**Written exercise**
Copy each line of the entries that contains the word "name".

(Records that describe figures)
◇ ◇ ◇ ◇ ◇

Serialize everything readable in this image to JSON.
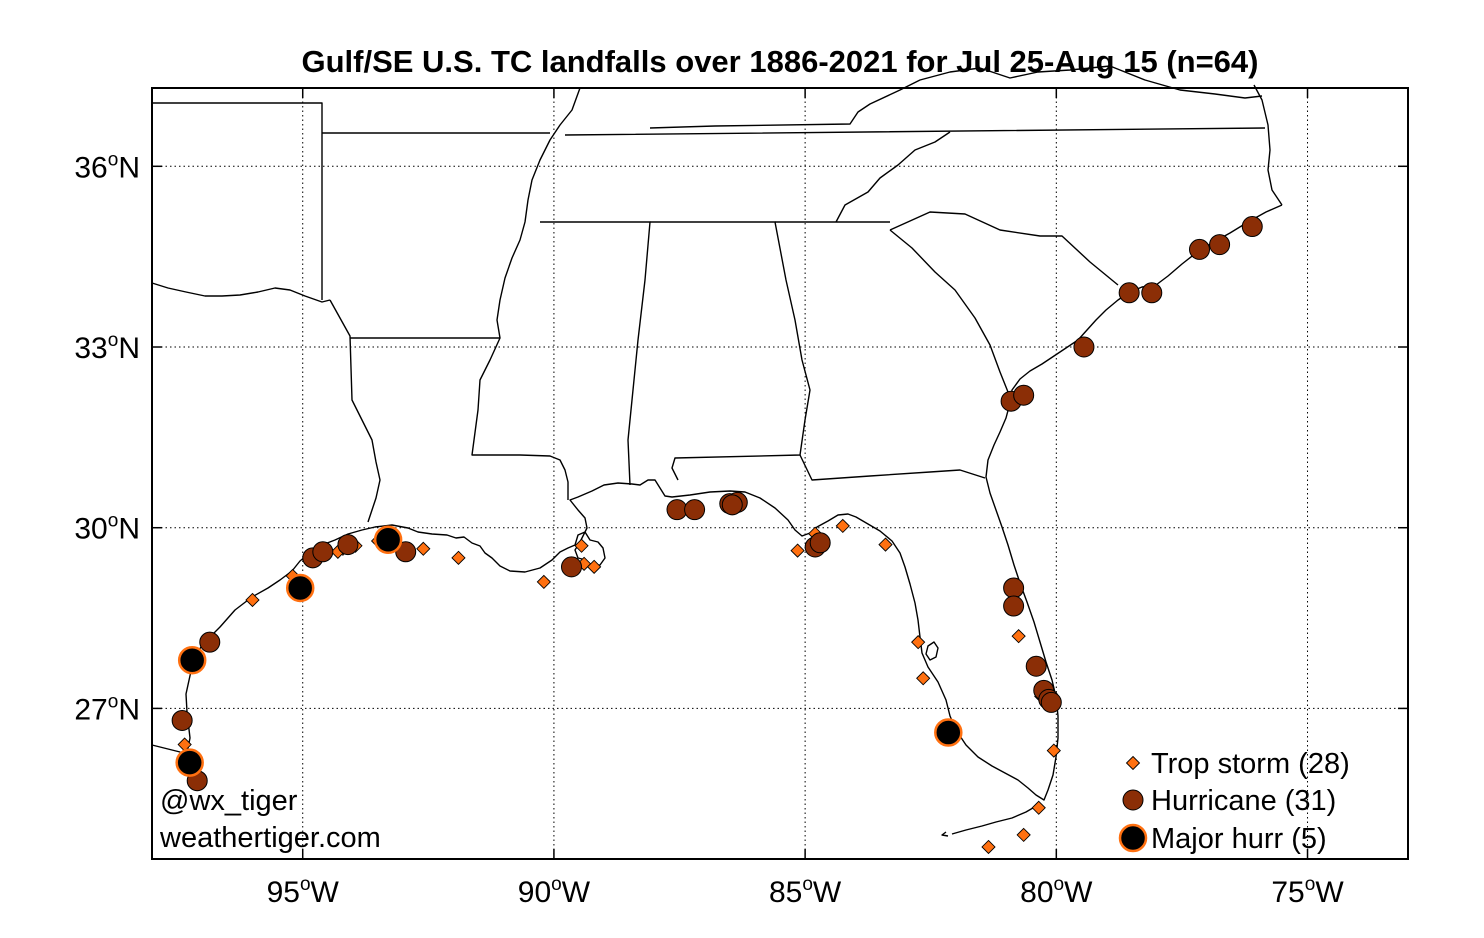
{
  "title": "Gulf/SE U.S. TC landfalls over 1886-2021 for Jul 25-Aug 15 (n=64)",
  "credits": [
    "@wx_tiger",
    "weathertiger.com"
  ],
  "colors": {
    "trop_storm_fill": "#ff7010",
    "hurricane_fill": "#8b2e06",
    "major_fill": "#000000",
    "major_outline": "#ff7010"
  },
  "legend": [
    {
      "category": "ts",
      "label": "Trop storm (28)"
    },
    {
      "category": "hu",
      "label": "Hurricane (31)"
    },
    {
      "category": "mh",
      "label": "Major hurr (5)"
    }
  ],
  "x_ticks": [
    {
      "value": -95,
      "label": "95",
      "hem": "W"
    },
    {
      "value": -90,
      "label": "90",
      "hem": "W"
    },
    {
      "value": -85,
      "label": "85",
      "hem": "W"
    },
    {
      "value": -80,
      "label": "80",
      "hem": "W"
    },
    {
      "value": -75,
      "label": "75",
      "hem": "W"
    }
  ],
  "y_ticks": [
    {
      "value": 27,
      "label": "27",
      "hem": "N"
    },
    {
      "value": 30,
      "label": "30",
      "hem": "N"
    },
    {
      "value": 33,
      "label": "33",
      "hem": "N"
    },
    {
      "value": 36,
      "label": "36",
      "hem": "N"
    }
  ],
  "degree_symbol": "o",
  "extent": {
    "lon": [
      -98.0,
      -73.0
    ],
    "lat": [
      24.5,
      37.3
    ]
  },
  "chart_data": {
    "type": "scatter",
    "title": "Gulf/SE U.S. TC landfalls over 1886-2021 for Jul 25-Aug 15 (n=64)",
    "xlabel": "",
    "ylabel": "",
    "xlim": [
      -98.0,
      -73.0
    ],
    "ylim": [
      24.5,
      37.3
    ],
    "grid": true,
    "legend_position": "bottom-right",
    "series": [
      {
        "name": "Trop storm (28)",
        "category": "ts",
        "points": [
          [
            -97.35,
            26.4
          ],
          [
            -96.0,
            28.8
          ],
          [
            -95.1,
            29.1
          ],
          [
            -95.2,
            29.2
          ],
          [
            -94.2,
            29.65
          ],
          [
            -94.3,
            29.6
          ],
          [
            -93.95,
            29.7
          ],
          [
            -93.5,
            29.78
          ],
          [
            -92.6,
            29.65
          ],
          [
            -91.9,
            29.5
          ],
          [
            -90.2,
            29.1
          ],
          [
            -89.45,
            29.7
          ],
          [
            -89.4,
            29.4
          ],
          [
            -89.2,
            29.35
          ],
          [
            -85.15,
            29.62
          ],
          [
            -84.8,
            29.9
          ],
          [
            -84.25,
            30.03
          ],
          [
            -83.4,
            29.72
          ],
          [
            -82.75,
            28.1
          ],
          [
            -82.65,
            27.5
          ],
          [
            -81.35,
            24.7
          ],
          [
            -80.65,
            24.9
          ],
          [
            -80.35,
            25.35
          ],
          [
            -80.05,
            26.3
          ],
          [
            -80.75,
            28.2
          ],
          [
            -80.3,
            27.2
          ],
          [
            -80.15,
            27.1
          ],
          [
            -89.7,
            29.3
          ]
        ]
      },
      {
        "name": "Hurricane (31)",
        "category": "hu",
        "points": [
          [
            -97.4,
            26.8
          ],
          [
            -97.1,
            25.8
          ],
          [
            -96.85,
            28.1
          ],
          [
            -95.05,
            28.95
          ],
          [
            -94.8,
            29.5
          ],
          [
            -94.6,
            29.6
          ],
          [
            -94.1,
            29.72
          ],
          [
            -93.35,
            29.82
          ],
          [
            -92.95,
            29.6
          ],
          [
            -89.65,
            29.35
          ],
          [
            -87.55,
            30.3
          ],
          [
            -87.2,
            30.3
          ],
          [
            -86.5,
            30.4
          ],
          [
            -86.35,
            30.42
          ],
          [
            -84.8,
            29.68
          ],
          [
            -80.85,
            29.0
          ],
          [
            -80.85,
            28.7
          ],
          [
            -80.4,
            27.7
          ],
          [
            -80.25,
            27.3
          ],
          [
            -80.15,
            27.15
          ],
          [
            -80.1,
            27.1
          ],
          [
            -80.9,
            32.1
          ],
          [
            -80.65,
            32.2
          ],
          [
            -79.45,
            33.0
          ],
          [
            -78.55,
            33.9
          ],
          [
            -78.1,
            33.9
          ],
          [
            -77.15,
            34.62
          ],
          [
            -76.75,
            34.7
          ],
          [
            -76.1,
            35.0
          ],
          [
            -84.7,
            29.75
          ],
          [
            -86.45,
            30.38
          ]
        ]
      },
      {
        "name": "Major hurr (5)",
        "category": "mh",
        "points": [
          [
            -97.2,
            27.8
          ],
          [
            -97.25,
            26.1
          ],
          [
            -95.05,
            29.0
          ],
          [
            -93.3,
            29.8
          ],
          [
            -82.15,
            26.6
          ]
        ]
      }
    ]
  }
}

◇ ◇ ◇ ◇ ◇

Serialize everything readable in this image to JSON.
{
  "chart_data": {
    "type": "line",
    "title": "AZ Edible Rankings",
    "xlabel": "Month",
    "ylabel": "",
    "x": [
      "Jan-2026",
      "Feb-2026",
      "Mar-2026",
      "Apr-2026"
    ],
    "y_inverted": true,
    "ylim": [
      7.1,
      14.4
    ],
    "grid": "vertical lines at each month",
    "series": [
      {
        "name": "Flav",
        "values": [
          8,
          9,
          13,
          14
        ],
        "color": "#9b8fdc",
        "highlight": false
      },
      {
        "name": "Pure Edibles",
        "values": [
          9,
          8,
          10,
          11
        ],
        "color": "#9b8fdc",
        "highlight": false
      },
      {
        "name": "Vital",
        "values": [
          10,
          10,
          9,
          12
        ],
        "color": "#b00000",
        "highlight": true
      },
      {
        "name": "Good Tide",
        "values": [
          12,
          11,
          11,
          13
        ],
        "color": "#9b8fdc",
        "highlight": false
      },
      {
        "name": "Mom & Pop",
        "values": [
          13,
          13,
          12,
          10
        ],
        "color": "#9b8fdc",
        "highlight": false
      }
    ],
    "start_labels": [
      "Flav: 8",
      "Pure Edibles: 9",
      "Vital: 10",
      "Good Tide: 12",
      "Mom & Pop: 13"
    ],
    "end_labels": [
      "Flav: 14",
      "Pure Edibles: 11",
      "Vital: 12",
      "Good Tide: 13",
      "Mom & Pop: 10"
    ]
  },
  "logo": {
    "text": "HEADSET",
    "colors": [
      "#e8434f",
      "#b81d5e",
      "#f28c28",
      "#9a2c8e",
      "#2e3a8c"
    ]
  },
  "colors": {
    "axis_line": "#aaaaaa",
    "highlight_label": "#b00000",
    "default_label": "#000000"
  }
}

◇ ◇ ◇ ◇ ◇

**Task output**
        "name": "Trop storm (28)",
        "name": "Hurricane (31)",
        "name": "Major hurr (5)",
        "name": "Flav",
        "name": "Pure Edibles",
        "name": "Vital",
        "name": "Good Tide",
        "name": "Mom & Pop",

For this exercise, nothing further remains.